*WHAT IS REQUIRED:* Take from the listing each line that has the string "name".

*DATASET RECORDS:*
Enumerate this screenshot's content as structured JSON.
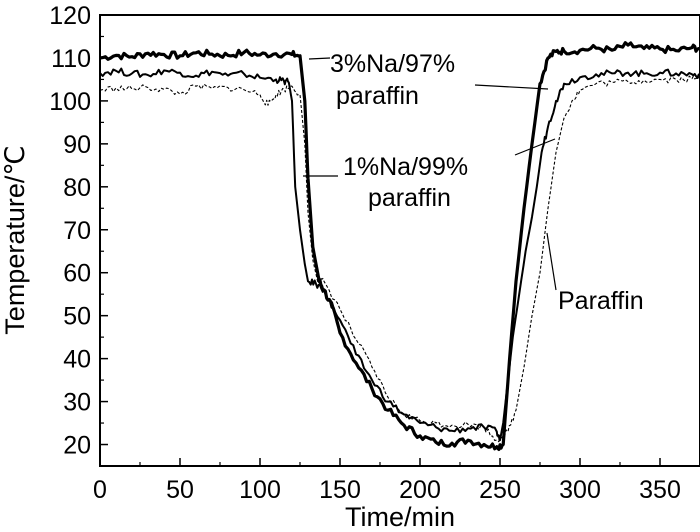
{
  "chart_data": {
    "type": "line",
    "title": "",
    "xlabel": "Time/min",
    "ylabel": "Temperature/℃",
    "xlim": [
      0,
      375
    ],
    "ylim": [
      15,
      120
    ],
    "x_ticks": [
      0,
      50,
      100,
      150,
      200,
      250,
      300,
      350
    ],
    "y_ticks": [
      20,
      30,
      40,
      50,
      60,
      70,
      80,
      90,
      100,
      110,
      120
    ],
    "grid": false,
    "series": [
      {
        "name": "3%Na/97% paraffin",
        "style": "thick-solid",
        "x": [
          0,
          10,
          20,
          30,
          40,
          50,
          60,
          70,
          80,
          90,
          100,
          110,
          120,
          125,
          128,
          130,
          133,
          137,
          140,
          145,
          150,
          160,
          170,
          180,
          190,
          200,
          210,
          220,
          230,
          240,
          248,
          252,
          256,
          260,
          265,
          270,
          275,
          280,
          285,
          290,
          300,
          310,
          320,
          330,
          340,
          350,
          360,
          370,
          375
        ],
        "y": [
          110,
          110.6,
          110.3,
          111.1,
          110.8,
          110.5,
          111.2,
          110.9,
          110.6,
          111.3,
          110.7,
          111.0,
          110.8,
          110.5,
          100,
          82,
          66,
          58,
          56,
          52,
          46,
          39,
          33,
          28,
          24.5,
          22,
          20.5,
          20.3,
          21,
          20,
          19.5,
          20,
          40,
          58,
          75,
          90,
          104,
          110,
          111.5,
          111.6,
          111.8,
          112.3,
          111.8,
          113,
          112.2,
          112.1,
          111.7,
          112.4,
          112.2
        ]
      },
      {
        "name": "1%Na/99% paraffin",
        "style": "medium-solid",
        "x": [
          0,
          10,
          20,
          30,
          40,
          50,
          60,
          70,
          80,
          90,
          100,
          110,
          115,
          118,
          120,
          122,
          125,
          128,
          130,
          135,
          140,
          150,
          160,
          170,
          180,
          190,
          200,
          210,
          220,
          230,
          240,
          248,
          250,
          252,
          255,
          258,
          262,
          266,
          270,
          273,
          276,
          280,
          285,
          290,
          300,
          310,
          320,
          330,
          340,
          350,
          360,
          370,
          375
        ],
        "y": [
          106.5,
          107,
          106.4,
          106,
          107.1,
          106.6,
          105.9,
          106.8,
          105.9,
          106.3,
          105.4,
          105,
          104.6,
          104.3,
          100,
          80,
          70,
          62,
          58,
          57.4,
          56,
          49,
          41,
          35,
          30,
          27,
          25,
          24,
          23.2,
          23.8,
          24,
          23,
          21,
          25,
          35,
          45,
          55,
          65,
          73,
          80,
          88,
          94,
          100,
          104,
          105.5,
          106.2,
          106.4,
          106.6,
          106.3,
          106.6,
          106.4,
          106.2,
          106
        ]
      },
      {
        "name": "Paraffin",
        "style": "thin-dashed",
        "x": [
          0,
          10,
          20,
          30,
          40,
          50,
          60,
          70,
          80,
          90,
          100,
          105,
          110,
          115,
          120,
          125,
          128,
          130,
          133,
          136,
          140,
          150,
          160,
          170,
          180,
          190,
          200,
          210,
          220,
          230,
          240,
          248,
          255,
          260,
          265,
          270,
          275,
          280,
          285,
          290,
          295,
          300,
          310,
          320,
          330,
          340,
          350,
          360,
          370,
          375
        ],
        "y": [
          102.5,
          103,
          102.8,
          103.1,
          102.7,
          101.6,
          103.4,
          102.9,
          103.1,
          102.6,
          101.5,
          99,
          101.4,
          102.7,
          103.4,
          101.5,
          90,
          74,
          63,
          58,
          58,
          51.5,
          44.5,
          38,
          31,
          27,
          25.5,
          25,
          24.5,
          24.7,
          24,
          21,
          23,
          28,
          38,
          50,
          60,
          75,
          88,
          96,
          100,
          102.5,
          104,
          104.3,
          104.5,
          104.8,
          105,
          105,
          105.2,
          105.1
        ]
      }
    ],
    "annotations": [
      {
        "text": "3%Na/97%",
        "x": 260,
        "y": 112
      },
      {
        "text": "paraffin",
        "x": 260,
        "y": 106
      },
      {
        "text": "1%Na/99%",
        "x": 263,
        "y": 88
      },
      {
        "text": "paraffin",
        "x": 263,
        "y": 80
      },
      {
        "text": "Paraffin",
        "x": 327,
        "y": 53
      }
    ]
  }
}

*WORKED ANSWER:*
        "name": "3%Na/97% paraffin",
        "name": "1%Na/99% paraffin",
        "name": "Paraffin",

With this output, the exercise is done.